- _Task goal_: Can you copy out the data exactly? Leave the images out.

***

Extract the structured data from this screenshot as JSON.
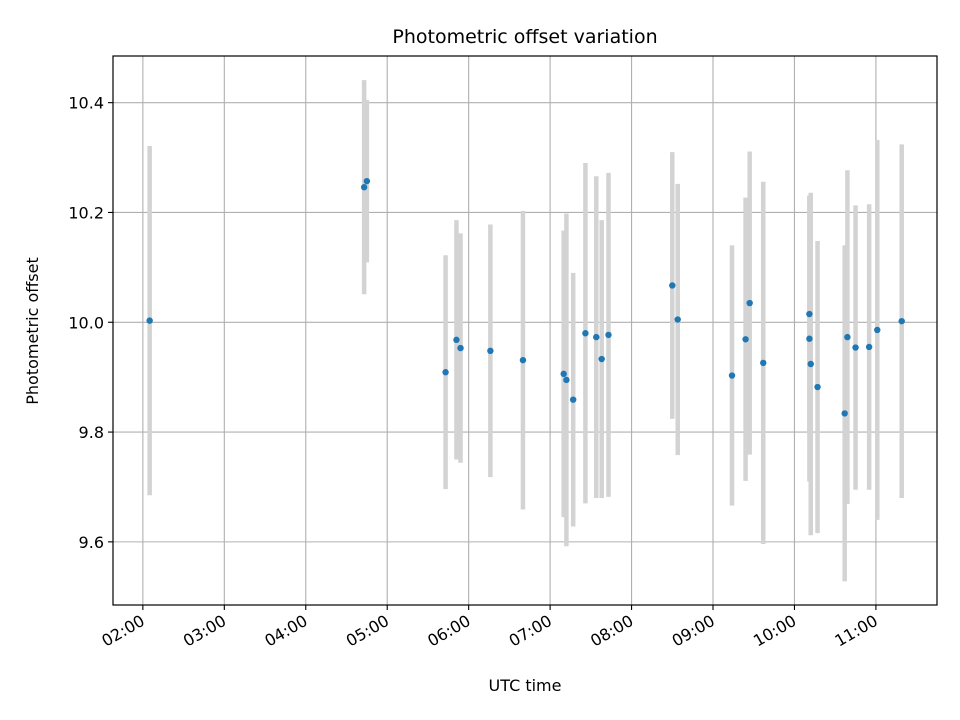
{
  "chart_data": {
    "type": "scatter",
    "title": "Photometric offset variation",
    "xlabel": "UTC time",
    "ylabel": "Photometric offset",
    "x_ticks": [
      "02:00",
      "03:00",
      "04:00",
      "05:00",
      "06:00",
      "07:00",
      "08:00",
      "09:00",
      "10:00",
      "11:00"
    ],
    "y_ticks": [
      "9.6",
      "9.8",
      "10.0",
      "10.2",
      "10.4"
    ],
    "xlim": [
      "01:38",
      "11:45"
    ],
    "ylim": [
      9.485,
      10.485
    ],
    "grid": true,
    "marker_color": "#1f77b4",
    "errorbar_color": "#d3d3d3",
    "points": [
      {
        "x": "02:05",
        "y": 10.003,
        "err": 0.318
      },
      {
        "x": "04:43",
        "y": 10.246,
        "err": 0.195
      },
      {
        "x": "04:45",
        "y": 10.257,
        "err": 0.148
      },
      {
        "x": "05:43",
        "y": 9.909,
        "err": 0.213
      },
      {
        "x": "05:51",
        "y": 9.968,
        "err": 0.218
      },
      {
        "x": "05:54",
        "y": 9.953,
        "err": 0.209
      },
      {
        "x": "06:16",
        "y": 9.948,
        "err": 0.23
      },
      {
        "x": "06:40",
        "y": 9.931,
        "err": 0.272
      },
      {
        "x": "07:10",
        "y": 9.906,
        "err": 0.261
      },
      {
        "x": "07:12",
        "y": 9.895,
        "err": 0.303
      },
      {
        "x": "07:17",
        "y": 9.859,
        "err": 0.231
      },
      {
        "x": "07:26",
        "y": 9.98,
        "err": 0.31
      },
      {
        "x": "07:34",
        "y": 9.973,
        "err": 0.293
      },
      {
        "x": "07:38",
        "y": 9.933,
        "err": 0.253
      },
      {
        "x": "07:43",
        "y": 9.977,
        "err": 0.295
      },
      {
        "x": "08:30",
        "y": 10.067,
        "err": 0.243
      },
      {
        "x": "08:34",
        "y": 10.005,
        "err": 0.247
      },
      {
        "x": "09:14",
        "y": 9.903,
        "err": 0.237
      },
      {
        "x": "09:24",
        "y": 9.969,
        "err": 0.258
      },
      {
        "x": "09:27",
        "y": 10.035,
        "err": 0.276
      },
      {
        "x": "09:37",
        "y": 9.926,
        "err": 0.33
      },
      {
        "x": "10:11",
        "y": 10.015,
        "err": 0.216
      },
      {
        "x": "10:11",
        "y": 9.97,
        "err": 0.26
      },
      {
        "x": "10:12",
        "y": 9.924,
        "err": 0.312
      },
      {
        "x": "10:17",
        "y": 9.882,
        "err": 0.266
      },
      {
        "x": "10:37",
        "y": 9.834,
        "err": 0.306
      },
      {
        "x": "10:39",
        "y": 9.973,
        "err": 0.304
      },
      {
        "x": "10:45",
        "y": 9.954,
        "err": 0.259
      },
      {
        "x": "10:55",
        "y": 9.955,
        "err": 0.26
      },
      {
        "x": "11:01",
        "y": 9.986,
        "err": 0.346
      },
      {
        "x": "11:19",
        "y": 10.002,
        "err": 0.322
      }
    ]
  }
}
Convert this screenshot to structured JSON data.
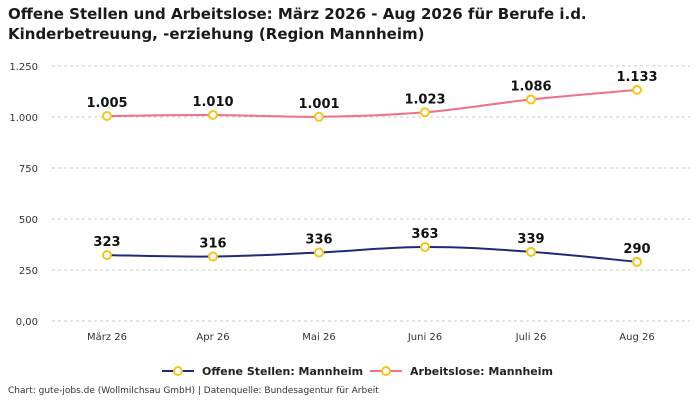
{
  "chart_data": {
    "type": "line",
    "title_line1": "Offene Stellen und Arbeitslose: März 2026 - Aug 2026 für Berufe i.d.",
    "title_line2": "Kinderbetreuung, -erziehung (Region Mannheim)",
    "categories": [
      "März 26",
      "Apr 26",
      "Mai 26",
      "Juni 26",
      "Juli 26",
      "Aug 26"
    ],
    "ylim": [
      0,
      1250
    ],
    "yticks": [
      0,
      250,
      500,
      750,
      1000,
      1250
    ],
    "ytick_labels": [
      "0,00",
      "250",
      "500",
      "750",
      "1.000",
      "1.250"
    ],
    "grid": true,
    "legend_position": "bottom",
    "series": [
      {
        "name": "Offene Stellen: Mannheim",
        "values": [
          323,
          316,
          336,
          363,
          339,
          290
        ],
        "labels": [
          "323",
          "316",
          "336",
          "363",
          "339",
          "290"
        ],
        "color": "#1f2a7a"
      },
      {
        "name": "Arbeitslose: Mannheim",
        "values": [
          1005,
          1010,
          1001,
          1023,
          1086,
          1133
        ],
        "labels": [
          "1.005",
          "1.010",
          "1.001",
          "1.023",
          "1.086",
          "1.133"
        ],
        "color": "#f07088"
      }
    ],
    "marker_color": "#f5c518"
  },
  "source": "Chart: gute-jobs.de (Wollmilchsau GmbH) | Datenquelle: Bundesagentur für Arbeit"
}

***

- _Problem solution_:
Extract the structured data from this screenshot as JSON.
{
  "chart_data": {
    "type": "scatter",
    "title": "Photometric offset variation",
    "xlabel": "UTC time",
    "ylabel": "Photometric offset",
    "x_ticks": [
      "02:00",
      "03:00",
      "04:00",
      "05:00",
      "06:00",
      "07:00",
      "08:00",
      "09:00",
      "10:00",
      "11:00"
    ],
    "y_ticks": [
      "9.6",
      "9.8",
      "10.0",
      "10.2",
      "10.4"
    ],
    "xlim": [
      "01:38",
      "11:45"
    ],
    "ylim": [
      9.485,
      10.485
    ],
    "grid": true,
    "marker_color": "#1f77b4",
    "errorbar_color": "#d3d3d3",
    "points": [
      {
        "x": "02:05",
        "y": 10.003,
        "err": 0.318
      },
      {
        "x": "04:43",
        "y": 10.246,
        "err": 0.195
      },
      {
        "x": "04:45",
        "y": 10.257,
        "err": 0.148
      },
      {
        "x": "05:43",
        "y": 9.909,
        "err": 0.213
      },
      {
        "x": "05:51",
        "y": 9.968,
        "err": 0.218
      },
      {
        "x": "05:54",
        "y": 9.953,
        "err": 0.209
      },
      {
        "x": "06:16",
        "y": 9.948,
        "err": 0.23
      },
      {
        "x": "06:40",
        "y": 9.931,
        "err": 0.272
      },
      {
        "x": "07:10",
        "y": 9.906,
        "err": 0.261
      },
      {
        "x": "07:12",
        "y": 9.895,
        "err": 0.303
      },
      {
        "x": "07:17",
        "y": 9.859,
        "err": 0.231
      },
      {
        "x": "07:26",
        "y": 9.98,
        "err": 0.31
      },
      {
        "x": "07:34",
        "y": 9.973,
        "err": 0.293
      },
      {
        "x": "07:38",
        "y": 9.933,
        "err": 0.253
      },
      {
        "x": "07:43",
        "y": 9.977,
        "err": 0.295
      },
      {
        "x": "08:30",
        "y": 10.067,
        "err": 0.243
      },
      {
        "x": "08:34",
        "y": 10.005,
        "err": 0.247
      },
      {
        "x": "09:14",
        "y": 9.903,
        "err": 0.237
      },
      {
        "x": "09:24",
        "y": 9.969,
        "err": 0.258
      },
      {
        "x": "09:27",
        "y": 10.035,
        "err": 0.276
      },
      {
        "x": "09:37",
        "y": 9.926,
        "err": 0.33
      },
      {
        "x": "10:11",
        "y": 10.015,
        "err": 0.216
      },
      {
        "x": "10:11",
        "y": 9.97,
        "err": 0.26
      },
      {
        "x": "10:12",
        "y": 9.924,
        "err": 0.312
      },
      {
        "x": "10:17",
        "y": 9.882,
        "err": 0.266
      },
      {
        "x": "10:37",
        "y": 9.834,
        "err": 0.306
      },
      {
        "x": "10:39",
        "y": 9.973,
        "err": 0.304
      },
      {
        "x": "10:45",
        "y": 9.954,
        "err": 0.259
      },
      {
        "x": "10:55",
        "y": 9.955,
        "err": 0.26
      },
      {
        "x": "11:01",
        "y": 9.986,
        "err": 0.346
      },
      {
        "x": "11:19",
        "y": 10.002,
        "err": 0.322
      }
    ]
  }
}
Convert this screenshot to structured JSON data.
{
  "chart_data": {
    "type": "line",
    "title_line1": "Offene Stellen und Arbeitslose: März 2026 - Aug 2026 für Berufe i.d.",
    "title_line2": "Kinderbetreuung, -erziehung (Region Mannheim)",
    "categories": [
      "März 26",
      "Apr 26",
      "Mai 26",
      "Juni 26",
      "Juli 26",
      "Aug 26"
    ],
    "ylim": [
      0,
      1250
    ],
    "yticks": [
      0,
      250,
      500,
      750,
      1000,
      1250
    ],
    "ytick_labels": [
      "0,00",
      "250",
      "500",
      "750",
      "1.000",
      "1.250"
    ],
    "grid": true,
    "legend_position": "bottom",
    "series": [
      {
        "name": "Offene Stellen: Mannheim",
        "values": [
          323,
          316,
          336,
          363,
          339,
          290
        ],
        "labels": [
          "323",
          "316",
          "336",
          "363",
          "339",
          "290"
        ],
        "color": "#1f2a7a"
      },
      {
        "name": "Arbeitslose: Mannheim",
        "values": [
          1005,
          1010,
          1001,
          1023,
          1086,
          1133
        ],
        "labels": [
          "1.005",
          "1.010",
          "1.001",
          "1.023",
          "1.086",
          "1.133"
        ],
        "color": "#f07088"
      }
    ],
    "marker_color": "#f5c518"
  },
  "source": "Chart: gute-jobs.de (Wollmilchsau GmbH) | Datenquelle: Bundesagentur für Arbeit"
}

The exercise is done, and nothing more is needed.